RECORDS TO PROCESS:
::::

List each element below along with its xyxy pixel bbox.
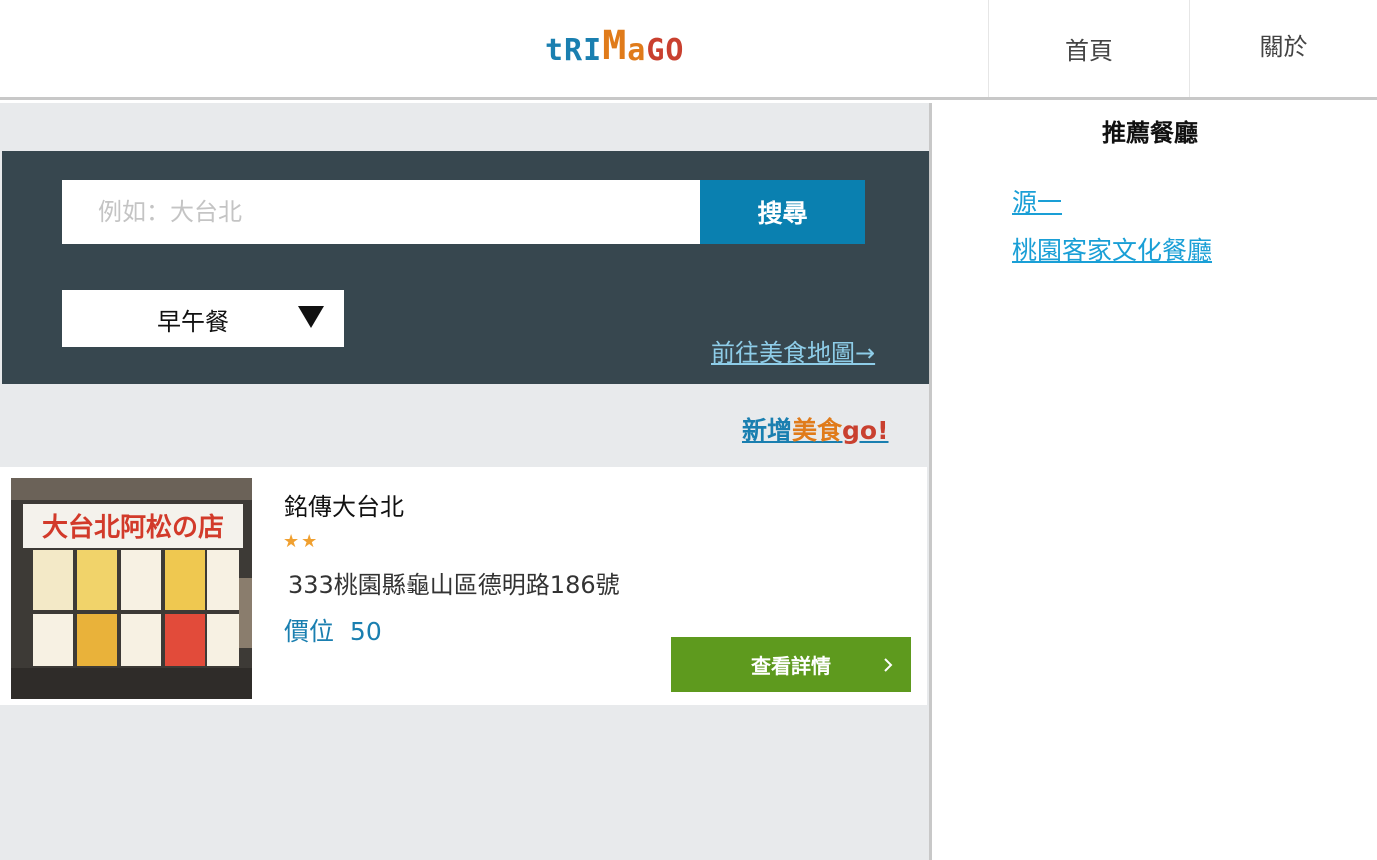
price-value: 50 [349,617,382,646]
recommend-link[interactable]: 桃園客家文化餐廳 [1012,236,1212,265]
top-header: tR I M a GO 首頁 關於 [0,0,1377,100]
list-item: 桃園客家文化餐廳 [1012,227,1212,275]
restaurant-price: 價位 50 [284,612,382,648]
logo-part: tR [545,33,584,68]
recommend-list: 源一 桃園客家文化餐廳 [1012,179,1212,275]
restaurant-name[interactable]: 銘傳大台北 [284,487,404,522]
restaurant-address: 333桃園縣龜山區德明路186號 [288,571,620,599]
restaurant-card: 大台北阿松の店 銘傳大台北 ★★ 333桃園縣龜山區德明路186號 價位 50 [0,467,927,705]
view-details-button[interactable]: 查看詳情 [671,637,911,692]
logo-part: M [602,23,628,69]
category-selected-value: 早午餐 [157,308,229,336]
logo-part: a [627,33,647,68]
main-content: 搜尋 早午餐 前往美食地圖→ 新增美食go! 大台北阿松の店 [0,103,929,860]
trimago-logo[interactable]: tR I M a GO [545,26,684,66]
search-button[interactable]: 搜尋 [700,180,865,244]
view-details-label: 查看詳情 [751,654,831,678]
recommend-sidebar: 推薦餐廳 源一 桃園客家文化餐廳 [932,103,1377,860]
rating-stars: ★★ [283,531,320,552]
price-label: 價位 [284,617,335,646]
search-panel: 搜尋 早午餐 前往美食地圖→ [2,151,929,384]
list-item: 源一 [1012,179,1212,227]
sidebar-title: 推薦餐廳 [1102,119,1198,147]
add-link-part: 新增 [742,416,793,445]
logo-part: GO [646,33,685,68]
category-select[interactable]: 早午餐 [62,290,344,347]
restaurant-photo-graphic: 大台北阿松の店 [11,478,252,699]
nav-home-link[interactable]: 首頁 [988,0,1189,97]
photo-sign-text: 大台北阿松の店 [42,512,224,543]
add-food-link[interactable]: 新增美食go! [742,411,889,447]
add-link-part: go! [842,416,889,445]
search-input[interactable] [62,180,700,244]
nav-about-link[interactable]: 關於 [1189,0,1377,97]
logo-part: I [583,33,603,68]
chevron-right-icon [884,658,893,672]
add-link-part: 美食 [792,416,843,445]
recommend-link[interactable]: 源一 [1012,188,1062,217]
food-map-link[interactable]: 前往美食地圖→ [711,333,875,368]
restaurant-photo[interactable]: 大台北阿松の店 [11,478,252,699]
dropdown-arrow-icon [298,306,324,328]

::::

PROBLEM DETAILS: Echo every line of the entries above word for word, leaving out the pictures.

THE SOLUTION:
List each element below along with its xyxy pixel bbox.
price-value: 50 [349,617,382,646]
recommend-link[interactable]: 桃園客家文化餐廳 [1012,236,1212,265]
top-header: tR I M a GO 首頁 關於 [0,0,1377,100]
list-item: 桃園客家文化餐廳 [1012,227,1212,275]
restaurant-price: 價位 50 [284,612,382,648]
logo-part: tR [545,33,584,68]
recommend-list: 源一 桃園客家文化餐廳 [1012,179,1212,275]
restaurant-name[interactable]: 銘傳大台北 [284,487,404,522]
restaurant-address: 333桃園縣龜山區德明路186號 [288,571,620,599]
restaurant-card: 大台北阿松の店 銘傳大台北 ★★ 333桃園縣龜山區德明路186號 價位 50 [0,467,927,705]
view-details-button[interactable]: 查看詳情 [671,637,911,692]
logo-part: M [602,23,628,69]
category-selected-value: 早午餐 [157,308,229,336]
logo-part: a [627,33,647,68]
main-content: 搜尋 早午餐 前往美食地圖→ 新增美食go! 大台北阿松の店 [0,103,929,860]
trimago-logo[interactable]: tR I M a GO [545,26,684,66]
search-button[interactable]: 搜尋 [700,180,865,244]
view-details-label: 查看詳情 [751,654,831,678]
recommend-sidebar: 推薦餐廳 源一 桃園客家文化餐廳 [932,103,1377,860]
rating-stars: ★★ [283,531,320,552]
price-label: 價位 [284,617,335,646]
search-panel: 搜尋 早午餐 前往美食地圖→ [2,151,929,384]
list-item: 源一 [1012,179,1212,227]
sidebar-title: 推薦餐廳 [1102,119,1198,147]
add-link-part: 新增 [742,416,793,445]
logo-part: GO [646,33,685,68]
category-select[interactable]: 早午餐 [62,290,344,347]
restaurant-photo-graphic: 大台北阿松の店 [11,478,252,699]
nav-home-link[interactable]: 首頁 [988,0,1189,97]
photo-sign-text: 大台北阿松の店 [42,512,224,543]
add-food-link[interactable]: 新增美食go! [742,411,889,447]
add-link-part: go! [842,416,889,445]
search-input[interactable] [62,180,700,244]
nav-about-link[interactable]: 關於 [1189,0,1377,97]
logo-part: I [583,33,603,68]
chevron-right-icon [884,658,893,672]
add-link-part: 美食 [792,416,843,445]
recommend-link[interactable]: 源一 [1012,188,1062,217]
food-map-link[interactable]: 前往美食地圖→ [711,333,875,368]
restaurant-photo[interactable]: 大台北阿松の店 [11,478,252,699]
dropdown-arrow-icon [298,306,324,328]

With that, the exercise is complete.